Render the entries from the line that contains "Itemize the components" through the line that contains "x-tick-date-label: 26.04.15 (356, 485, 405, 498)" as a numbered list, omitting any blank lines.

* [Data records]
## start

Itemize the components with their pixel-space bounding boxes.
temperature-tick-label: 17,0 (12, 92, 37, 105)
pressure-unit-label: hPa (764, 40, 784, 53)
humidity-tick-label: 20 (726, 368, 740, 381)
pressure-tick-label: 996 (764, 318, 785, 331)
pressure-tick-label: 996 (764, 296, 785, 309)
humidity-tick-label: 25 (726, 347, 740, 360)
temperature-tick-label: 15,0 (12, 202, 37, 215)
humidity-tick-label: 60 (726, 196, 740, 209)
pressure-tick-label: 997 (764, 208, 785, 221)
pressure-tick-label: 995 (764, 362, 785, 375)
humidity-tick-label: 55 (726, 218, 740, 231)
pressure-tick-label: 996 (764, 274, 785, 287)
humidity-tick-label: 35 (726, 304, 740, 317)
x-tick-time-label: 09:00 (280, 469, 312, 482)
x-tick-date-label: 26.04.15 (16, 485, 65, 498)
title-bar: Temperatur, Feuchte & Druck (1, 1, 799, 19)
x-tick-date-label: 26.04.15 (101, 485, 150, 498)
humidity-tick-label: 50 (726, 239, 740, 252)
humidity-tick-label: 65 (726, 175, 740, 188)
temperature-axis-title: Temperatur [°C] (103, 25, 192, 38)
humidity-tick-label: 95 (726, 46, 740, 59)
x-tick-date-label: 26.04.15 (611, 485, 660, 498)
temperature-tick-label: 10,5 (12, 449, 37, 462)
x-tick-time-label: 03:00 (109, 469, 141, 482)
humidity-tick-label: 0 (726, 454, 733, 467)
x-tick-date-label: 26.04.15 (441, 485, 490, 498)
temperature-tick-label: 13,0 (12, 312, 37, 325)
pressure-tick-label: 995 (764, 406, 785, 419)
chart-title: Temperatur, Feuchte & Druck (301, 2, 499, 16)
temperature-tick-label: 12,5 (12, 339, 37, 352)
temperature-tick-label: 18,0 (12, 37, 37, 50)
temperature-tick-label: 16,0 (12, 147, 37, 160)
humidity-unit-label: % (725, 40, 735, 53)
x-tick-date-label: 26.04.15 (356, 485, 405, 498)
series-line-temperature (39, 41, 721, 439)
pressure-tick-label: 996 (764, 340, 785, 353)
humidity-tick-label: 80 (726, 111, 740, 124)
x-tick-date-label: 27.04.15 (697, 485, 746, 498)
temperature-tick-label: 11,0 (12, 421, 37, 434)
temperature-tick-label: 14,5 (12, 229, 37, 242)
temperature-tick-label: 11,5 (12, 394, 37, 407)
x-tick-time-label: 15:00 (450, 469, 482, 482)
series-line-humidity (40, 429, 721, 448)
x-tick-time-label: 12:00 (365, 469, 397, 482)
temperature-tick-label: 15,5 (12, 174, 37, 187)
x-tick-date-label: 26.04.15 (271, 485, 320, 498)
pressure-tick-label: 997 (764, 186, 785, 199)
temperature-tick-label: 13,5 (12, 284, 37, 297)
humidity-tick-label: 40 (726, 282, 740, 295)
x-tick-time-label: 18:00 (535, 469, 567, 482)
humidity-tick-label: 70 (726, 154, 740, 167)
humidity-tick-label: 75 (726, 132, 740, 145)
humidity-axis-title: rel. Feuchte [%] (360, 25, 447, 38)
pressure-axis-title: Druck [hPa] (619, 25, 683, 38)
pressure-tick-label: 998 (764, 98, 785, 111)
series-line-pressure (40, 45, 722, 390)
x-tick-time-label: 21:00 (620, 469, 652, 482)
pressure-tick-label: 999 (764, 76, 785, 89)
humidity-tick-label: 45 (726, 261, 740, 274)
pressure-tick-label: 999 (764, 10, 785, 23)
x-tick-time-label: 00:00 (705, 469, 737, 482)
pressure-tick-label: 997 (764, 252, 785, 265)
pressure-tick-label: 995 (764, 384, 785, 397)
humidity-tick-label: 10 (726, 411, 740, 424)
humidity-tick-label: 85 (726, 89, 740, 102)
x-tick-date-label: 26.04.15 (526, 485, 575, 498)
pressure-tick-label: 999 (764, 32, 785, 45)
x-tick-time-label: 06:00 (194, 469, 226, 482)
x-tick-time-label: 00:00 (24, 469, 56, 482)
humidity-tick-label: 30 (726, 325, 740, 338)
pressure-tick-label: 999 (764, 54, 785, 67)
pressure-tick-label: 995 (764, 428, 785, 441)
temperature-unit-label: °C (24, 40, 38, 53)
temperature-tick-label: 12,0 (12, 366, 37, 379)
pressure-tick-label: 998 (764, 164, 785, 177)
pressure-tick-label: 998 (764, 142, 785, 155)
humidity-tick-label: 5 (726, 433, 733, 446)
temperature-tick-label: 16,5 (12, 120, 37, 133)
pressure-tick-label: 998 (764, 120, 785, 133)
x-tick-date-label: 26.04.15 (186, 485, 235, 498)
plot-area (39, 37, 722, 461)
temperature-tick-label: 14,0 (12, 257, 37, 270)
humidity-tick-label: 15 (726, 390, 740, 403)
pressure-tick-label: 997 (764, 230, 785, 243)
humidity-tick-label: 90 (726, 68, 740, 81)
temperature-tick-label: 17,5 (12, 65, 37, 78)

## end
## start

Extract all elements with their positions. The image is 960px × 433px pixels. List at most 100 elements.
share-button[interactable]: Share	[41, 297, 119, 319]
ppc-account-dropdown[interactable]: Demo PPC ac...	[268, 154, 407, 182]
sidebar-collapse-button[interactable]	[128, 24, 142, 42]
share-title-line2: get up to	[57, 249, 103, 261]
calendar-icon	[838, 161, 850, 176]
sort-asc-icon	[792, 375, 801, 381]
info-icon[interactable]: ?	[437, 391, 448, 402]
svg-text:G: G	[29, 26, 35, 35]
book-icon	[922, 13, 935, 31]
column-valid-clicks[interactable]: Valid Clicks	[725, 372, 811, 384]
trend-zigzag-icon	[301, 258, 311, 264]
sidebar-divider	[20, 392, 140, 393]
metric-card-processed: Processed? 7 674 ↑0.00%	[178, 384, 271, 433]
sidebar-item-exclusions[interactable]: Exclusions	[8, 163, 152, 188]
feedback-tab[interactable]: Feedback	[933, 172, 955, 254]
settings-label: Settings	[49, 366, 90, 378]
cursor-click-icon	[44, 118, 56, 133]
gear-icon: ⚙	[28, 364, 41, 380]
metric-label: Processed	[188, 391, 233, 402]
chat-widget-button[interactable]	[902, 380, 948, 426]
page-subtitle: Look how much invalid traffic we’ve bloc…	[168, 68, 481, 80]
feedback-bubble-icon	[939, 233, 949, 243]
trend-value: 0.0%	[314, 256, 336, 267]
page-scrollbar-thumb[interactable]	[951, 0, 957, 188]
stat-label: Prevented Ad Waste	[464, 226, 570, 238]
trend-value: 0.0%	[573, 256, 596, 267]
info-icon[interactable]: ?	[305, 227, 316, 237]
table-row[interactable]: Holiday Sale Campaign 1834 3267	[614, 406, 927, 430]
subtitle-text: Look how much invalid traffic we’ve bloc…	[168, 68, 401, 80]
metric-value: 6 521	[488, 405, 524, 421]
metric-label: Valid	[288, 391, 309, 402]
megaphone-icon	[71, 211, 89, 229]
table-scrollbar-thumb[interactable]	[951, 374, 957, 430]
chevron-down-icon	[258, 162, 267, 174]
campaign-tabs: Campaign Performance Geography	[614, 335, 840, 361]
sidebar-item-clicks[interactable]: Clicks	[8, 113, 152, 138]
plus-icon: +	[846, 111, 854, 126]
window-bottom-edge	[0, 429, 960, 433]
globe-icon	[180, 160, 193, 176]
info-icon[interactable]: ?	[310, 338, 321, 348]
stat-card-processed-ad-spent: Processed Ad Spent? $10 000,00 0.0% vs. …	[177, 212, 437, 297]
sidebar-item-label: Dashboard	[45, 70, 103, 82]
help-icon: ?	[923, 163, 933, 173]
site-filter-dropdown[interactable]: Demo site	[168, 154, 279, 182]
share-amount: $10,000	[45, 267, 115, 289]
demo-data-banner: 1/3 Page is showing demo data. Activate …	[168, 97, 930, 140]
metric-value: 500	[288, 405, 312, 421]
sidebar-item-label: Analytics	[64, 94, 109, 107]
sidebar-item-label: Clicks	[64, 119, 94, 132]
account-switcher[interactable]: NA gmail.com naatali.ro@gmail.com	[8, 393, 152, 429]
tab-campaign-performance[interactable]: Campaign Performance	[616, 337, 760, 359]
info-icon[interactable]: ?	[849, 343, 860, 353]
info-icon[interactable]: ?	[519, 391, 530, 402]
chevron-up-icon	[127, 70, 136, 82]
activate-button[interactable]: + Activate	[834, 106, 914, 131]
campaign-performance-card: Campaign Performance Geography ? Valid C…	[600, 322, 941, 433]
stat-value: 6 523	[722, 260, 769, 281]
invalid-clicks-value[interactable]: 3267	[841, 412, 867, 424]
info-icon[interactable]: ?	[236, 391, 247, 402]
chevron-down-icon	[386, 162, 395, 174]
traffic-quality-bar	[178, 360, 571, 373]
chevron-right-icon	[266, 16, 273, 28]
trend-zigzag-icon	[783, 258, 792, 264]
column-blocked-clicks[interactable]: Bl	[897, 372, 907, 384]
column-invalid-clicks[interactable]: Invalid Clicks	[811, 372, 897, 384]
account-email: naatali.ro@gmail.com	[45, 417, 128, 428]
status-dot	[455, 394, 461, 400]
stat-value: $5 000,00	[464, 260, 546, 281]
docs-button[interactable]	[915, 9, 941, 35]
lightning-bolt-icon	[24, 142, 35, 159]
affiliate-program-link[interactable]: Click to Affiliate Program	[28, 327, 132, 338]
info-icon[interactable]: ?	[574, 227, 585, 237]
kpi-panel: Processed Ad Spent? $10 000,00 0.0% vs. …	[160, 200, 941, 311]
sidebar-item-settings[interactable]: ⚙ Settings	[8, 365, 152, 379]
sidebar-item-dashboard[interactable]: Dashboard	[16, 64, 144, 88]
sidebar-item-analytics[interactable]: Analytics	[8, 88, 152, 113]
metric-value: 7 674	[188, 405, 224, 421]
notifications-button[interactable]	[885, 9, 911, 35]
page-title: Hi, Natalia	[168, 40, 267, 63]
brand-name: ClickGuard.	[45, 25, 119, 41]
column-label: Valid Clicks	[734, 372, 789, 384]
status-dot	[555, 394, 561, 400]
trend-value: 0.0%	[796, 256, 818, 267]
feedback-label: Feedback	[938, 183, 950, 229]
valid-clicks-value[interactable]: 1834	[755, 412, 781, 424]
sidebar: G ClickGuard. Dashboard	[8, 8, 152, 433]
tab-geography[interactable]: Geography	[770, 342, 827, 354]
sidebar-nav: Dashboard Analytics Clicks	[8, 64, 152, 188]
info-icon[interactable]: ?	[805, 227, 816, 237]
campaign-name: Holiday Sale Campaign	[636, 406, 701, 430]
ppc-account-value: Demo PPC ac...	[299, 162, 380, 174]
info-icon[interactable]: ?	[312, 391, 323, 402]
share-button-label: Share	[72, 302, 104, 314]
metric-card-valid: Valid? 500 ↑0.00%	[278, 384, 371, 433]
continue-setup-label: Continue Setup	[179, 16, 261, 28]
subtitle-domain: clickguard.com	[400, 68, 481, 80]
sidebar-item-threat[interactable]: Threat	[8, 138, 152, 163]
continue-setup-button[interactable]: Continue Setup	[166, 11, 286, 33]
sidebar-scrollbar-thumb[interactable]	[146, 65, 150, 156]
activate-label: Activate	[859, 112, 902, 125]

## end
## start

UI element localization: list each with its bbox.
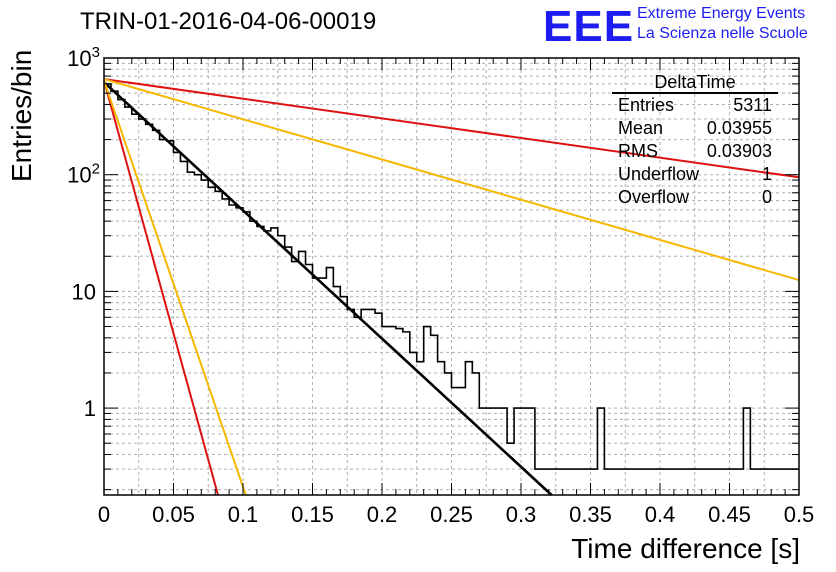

## end

* [Solution]
1. Itemize the components with their pixel-space bounding boxes.
2. temperature-tick-label: 17,0 (12, 92, 37, 105)
3. pressure-unit-label: hPa (764, 40, 784, 53)
4. humidity-tick-label: 20 (726, 368, 740, 381)
5. pressure-tick-label: 996 (764, 318, 785, 331)
6. pressure-tick-label: 996 (764, 296, 785, 309)
7. humidity-tick-label: 25 (726, 347, 740, 360)
8. temperature-tick-label: 15,0 (12, 202, 37, 215)
9. humidity-tick-label: 60 (726, 196, 740, 209)
10. pressure-tick-label: 997 (764, 208, 785, 221)
11. pressure-tick-label: 995 (764, 362, 785, 375)
12. humidity-tick-label: 55 (726, 218, 740, 231)
13. pressure-tick-label: 996 (764, 274, 785, 287)
14. humidity-tick-label: 35 (726, 304, 740, 317)
15. x-tick-time-label: 09:00 (280, 469, 312, 482)
16. x-tick-date-label: 26.04.15 (16, 485, 65, 498)
17. title-bar: Temperatur, Feuchte & Druck (1, 1, 799, 19)
18. x-tick-date-label: 26.04.15 (101, 485, 150, 498)
19. humidity-tick-label: 50 (726, 239, 740, 252)
20. humidity-tick-label: 65 (726, 175, 740, 188)
21. temperature-axis-title: Temperatur [°C] (103, 25, 192, 38)
22. humidity-tick-label: 95 (726, 46, 740, 59)
23. x-tick-date-label: 26.04.15 (611, 485, 660, 498)
24. temperature-tick-label: 10,5 (12, 449, 37, 462)
25. x-tick-time-label: 03:00 (109, 469, 141, 482)
26. humidity-tick-label: 0 (726, 454, 733, 467)
27. x-tick-date-label: 26.04.15 (441, 485, 490, 498)
28. temperature-tick-label: 13,0 (12, 312, 37, 325)
29. pressure-tick-label: 995 (764, 406, 785, 419)
30. chart-title: Temperatur, Feuchte & Druck (301, 2, 499, 16)
31. temperature-tick-label: 12,5 (12, 339, 37, 352)
32. temperature-tick-label: 18,0 (12, 37, 37, 50)
33. temperature-tick-label: 16,0 (12, 147, 37, 160)
34. humidity-unit-label: % (725, 40, 735, 53)
35. x-tick-date-label: 26.04.15 (356, 485, 405, 498)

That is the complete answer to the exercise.